▶ _Goal_
Using the listing beneath this task, count the lines with the word "more" and write only the result.

Recorded data:
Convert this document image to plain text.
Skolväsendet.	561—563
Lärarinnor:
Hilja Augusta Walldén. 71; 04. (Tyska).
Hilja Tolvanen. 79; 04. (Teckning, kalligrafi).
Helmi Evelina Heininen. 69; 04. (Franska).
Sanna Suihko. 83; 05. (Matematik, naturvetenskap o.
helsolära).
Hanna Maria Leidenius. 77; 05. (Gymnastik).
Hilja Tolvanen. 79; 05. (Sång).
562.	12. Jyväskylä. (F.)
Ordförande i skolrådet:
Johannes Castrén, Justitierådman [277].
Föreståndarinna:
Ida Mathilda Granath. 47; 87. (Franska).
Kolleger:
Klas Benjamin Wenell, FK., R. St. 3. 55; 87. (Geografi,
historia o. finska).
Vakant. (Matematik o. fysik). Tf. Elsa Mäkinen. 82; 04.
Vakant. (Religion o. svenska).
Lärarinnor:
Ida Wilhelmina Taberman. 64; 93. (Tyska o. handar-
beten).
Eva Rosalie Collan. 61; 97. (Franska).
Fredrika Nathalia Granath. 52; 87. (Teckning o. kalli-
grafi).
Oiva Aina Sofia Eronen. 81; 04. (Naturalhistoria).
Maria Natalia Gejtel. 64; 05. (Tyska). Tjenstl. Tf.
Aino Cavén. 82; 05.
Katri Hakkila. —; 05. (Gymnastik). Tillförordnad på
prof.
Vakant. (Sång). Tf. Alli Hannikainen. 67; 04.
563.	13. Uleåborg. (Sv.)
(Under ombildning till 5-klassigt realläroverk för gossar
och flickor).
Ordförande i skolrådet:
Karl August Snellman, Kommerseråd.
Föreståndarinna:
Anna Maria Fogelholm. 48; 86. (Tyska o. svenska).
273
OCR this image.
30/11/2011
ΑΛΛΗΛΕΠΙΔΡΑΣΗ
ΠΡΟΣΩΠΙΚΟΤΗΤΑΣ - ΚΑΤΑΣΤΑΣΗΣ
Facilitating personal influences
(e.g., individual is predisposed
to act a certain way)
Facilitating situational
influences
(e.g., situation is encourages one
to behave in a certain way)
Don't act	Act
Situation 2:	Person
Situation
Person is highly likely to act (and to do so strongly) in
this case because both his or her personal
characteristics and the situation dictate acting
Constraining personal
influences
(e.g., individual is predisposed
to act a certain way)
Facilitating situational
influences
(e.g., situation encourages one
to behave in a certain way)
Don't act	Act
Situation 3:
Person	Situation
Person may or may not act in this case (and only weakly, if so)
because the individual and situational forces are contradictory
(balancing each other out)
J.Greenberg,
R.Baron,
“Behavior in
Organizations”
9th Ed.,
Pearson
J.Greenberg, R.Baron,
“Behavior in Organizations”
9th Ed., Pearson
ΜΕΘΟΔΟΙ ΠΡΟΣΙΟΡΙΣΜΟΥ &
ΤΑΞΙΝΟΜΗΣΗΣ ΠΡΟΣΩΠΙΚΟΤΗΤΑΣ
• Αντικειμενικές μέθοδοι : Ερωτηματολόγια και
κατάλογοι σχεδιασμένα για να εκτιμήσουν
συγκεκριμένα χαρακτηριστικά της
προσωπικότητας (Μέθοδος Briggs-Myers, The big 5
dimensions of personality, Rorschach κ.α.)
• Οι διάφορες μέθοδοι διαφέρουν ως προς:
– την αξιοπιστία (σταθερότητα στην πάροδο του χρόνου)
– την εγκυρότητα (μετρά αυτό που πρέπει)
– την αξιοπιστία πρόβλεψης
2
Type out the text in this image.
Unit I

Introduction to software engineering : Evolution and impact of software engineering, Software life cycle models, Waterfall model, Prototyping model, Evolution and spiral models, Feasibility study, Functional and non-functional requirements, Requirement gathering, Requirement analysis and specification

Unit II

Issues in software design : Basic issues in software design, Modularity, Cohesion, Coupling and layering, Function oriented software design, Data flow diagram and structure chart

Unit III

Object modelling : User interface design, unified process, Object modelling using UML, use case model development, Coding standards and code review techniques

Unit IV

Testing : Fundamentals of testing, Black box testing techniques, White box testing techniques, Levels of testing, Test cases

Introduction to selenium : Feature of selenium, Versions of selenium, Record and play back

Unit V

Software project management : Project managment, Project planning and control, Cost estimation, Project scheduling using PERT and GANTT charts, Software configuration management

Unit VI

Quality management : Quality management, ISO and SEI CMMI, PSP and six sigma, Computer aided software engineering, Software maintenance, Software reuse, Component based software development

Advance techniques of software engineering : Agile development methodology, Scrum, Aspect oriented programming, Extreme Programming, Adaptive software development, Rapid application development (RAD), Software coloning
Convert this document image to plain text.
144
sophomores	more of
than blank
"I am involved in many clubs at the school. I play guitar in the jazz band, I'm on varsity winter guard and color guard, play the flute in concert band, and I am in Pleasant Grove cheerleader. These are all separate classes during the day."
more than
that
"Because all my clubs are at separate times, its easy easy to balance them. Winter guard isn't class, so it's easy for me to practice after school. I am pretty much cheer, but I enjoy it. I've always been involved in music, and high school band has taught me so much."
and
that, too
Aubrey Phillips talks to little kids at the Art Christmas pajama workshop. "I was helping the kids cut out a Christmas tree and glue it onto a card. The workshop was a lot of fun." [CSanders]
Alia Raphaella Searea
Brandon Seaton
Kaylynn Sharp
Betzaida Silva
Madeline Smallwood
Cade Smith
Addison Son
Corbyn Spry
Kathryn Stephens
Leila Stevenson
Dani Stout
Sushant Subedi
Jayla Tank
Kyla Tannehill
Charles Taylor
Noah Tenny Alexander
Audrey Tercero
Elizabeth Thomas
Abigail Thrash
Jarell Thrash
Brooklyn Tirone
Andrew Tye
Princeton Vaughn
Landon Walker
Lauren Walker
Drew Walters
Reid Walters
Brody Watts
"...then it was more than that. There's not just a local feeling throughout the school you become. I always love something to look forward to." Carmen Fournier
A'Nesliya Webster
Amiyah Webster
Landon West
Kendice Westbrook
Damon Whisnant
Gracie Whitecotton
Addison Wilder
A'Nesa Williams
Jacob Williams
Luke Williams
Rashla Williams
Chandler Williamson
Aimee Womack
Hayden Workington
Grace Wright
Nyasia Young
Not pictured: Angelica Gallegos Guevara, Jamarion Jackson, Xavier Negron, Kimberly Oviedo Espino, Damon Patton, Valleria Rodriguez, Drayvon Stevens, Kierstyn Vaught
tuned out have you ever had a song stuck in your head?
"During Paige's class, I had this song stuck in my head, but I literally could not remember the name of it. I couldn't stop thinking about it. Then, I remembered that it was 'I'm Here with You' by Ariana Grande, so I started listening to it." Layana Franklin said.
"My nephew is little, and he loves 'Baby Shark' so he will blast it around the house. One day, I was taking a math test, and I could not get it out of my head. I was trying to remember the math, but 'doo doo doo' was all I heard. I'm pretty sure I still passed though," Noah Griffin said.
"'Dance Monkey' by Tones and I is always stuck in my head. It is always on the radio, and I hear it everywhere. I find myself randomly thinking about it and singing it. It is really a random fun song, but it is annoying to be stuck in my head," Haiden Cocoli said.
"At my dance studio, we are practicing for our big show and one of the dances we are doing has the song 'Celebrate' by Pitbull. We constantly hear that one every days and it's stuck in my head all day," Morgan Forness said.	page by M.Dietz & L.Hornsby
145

▶ _Exercise response_
3